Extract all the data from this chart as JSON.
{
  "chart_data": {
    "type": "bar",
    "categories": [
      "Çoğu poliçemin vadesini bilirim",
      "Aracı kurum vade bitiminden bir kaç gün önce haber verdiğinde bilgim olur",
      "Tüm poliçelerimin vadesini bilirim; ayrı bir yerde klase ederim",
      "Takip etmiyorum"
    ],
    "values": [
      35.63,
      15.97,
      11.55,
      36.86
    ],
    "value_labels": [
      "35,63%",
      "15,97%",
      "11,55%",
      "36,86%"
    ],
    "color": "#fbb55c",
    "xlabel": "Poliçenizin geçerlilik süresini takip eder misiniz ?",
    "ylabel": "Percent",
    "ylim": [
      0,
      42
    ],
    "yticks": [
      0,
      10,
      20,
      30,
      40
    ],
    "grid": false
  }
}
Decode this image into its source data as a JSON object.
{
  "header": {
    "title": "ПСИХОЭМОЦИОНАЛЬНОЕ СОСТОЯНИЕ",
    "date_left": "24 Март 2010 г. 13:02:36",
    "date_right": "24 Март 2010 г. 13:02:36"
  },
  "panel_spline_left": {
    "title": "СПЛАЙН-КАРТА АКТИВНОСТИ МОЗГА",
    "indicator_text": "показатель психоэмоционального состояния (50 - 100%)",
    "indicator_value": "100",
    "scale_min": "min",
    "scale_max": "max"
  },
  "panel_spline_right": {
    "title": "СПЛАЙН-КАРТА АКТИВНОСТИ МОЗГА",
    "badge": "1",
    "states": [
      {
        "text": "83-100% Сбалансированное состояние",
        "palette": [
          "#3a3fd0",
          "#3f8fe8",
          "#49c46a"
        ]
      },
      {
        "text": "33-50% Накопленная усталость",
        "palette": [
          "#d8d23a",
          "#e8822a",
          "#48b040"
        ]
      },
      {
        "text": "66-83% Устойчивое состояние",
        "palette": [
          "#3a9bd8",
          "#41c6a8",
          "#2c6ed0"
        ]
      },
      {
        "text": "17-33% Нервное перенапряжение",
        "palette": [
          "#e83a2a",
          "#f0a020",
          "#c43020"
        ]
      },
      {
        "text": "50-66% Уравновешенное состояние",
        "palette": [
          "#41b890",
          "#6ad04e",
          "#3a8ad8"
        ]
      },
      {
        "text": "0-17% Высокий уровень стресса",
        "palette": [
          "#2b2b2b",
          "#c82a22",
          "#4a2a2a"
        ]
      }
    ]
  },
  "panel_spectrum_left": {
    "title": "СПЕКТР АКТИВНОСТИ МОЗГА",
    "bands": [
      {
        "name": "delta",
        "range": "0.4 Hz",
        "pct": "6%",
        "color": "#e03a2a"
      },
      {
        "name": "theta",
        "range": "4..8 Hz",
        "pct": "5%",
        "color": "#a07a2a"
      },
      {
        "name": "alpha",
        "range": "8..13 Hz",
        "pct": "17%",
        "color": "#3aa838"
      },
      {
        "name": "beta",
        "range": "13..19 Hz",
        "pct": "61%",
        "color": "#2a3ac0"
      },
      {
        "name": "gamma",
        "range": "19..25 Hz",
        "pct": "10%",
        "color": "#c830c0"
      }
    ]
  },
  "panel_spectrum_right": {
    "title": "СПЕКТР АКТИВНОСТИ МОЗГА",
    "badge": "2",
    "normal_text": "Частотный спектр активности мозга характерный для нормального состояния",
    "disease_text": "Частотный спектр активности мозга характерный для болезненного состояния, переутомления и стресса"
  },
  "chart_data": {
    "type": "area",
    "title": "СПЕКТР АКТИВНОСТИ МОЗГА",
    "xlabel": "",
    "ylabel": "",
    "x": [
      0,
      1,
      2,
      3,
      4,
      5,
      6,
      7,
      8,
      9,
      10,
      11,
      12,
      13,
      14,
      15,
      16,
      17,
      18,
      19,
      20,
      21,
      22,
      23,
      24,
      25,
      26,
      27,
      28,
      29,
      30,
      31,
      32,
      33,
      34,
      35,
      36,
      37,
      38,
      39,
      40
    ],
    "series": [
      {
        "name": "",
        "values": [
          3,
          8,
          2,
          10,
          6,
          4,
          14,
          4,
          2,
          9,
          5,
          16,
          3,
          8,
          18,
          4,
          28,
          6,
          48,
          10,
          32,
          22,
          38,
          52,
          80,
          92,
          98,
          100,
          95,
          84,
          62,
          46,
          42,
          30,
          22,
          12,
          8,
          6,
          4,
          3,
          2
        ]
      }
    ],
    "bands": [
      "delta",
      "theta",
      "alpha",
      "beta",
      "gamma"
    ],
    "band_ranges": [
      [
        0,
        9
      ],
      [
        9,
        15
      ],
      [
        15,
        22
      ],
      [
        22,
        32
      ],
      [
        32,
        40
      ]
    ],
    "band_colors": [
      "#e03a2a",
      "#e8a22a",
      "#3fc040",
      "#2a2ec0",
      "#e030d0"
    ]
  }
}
+ + +
**What the task asks:** From the entries above, select each line containing the string "Март".

**Response for this exercise:**
    "date_left": "24 Март 2010 г. 13:02:36",
    "date_right": "24 Март 2010 г. 13:02:36"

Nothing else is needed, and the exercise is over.